### Task requirements
Copy all the data exactly, except the pictures.

>>>>

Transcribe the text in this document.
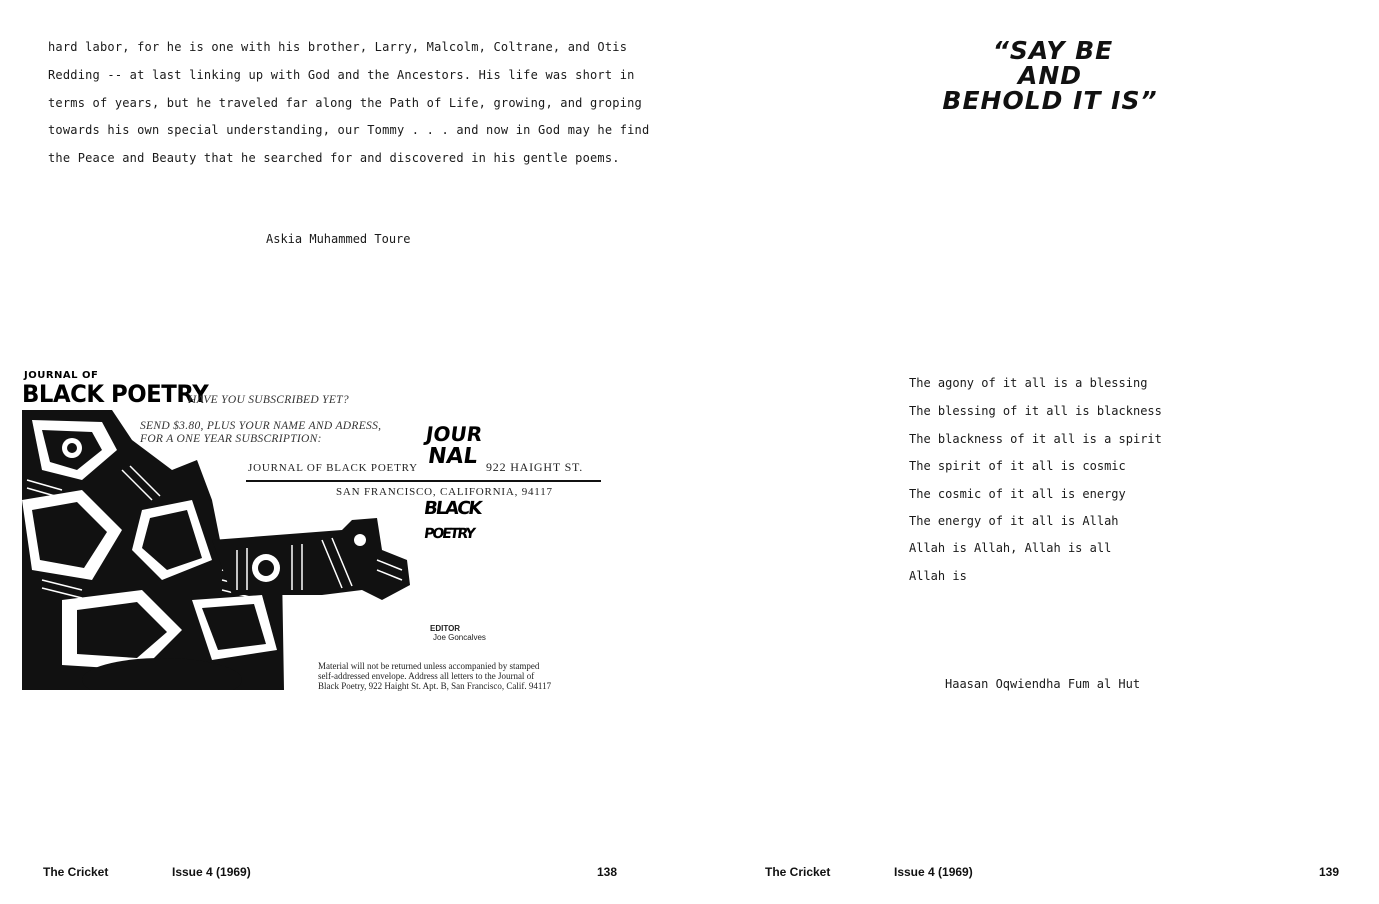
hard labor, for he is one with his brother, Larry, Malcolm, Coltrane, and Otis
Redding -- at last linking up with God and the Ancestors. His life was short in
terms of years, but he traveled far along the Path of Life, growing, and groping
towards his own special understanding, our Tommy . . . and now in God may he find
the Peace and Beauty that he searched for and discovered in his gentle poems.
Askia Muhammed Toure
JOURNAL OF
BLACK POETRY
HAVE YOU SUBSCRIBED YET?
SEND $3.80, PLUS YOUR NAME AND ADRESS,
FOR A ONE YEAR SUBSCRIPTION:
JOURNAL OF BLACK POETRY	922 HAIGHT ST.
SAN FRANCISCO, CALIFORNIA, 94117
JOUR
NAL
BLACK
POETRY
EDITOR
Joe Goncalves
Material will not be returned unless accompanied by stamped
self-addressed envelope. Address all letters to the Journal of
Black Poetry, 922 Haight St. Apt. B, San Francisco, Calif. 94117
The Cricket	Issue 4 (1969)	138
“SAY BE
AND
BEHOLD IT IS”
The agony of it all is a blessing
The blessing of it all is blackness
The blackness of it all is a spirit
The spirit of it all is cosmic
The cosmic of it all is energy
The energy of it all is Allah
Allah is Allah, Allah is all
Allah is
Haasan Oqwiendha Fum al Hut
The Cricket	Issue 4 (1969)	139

<<<<

### Task result
Transcribe the text in this document.
hard labor, for he is one with his brother, Larry, Malcolm, Coltrane, and Otis
Redding -- at last linking up with God and the Ancestors. His life was short in
terms of years, but he traveled far along the Path of Life, growing, and groping
towards his own special understanding, our Tommy . . . and now in God may he find
the Peace and Beauty that he searched for and discovered in his gentle poems.
Askia Muhammed Toure
JOURNAL OF
BLACK POETRY
HAVE YOU SUBSCRIBED YET?
SEND $3.80, PLUS YOUR NAME AND ADRESS,
FOR A ONE YEAR SUBSCRIPTION:
JOURNAL OF BLACK POETRY	922 HAIGHT ST.
SAN FRANCISCO, CALIFORNIA, 94117
JOUR
NAL
BLACK
POETRY
EDITOR
Joe Goncalves
Material will not be returned unless accompanied by stamped
self-addressed envelope. Address all letters to the Journal of
Black Poetry, 922 Haight St. Apt. B, San Francisco, Calif. 94117
The Cricket	Issue 4 (1969)	138
“SAY BE
AND
BEHOLD IT IS”
The agony of it all is a blessing
The blessing of it all is blackness
The blackness of it all is a spirit
The spirit of it all is cosmic
The cosmic of it all is energy
The energy of it all is Allah
Allah is Allah, Allah is all
Allah is
Haasan Oqwiendha Fum al Hut
The Cricket	Issue 4 (1969)	139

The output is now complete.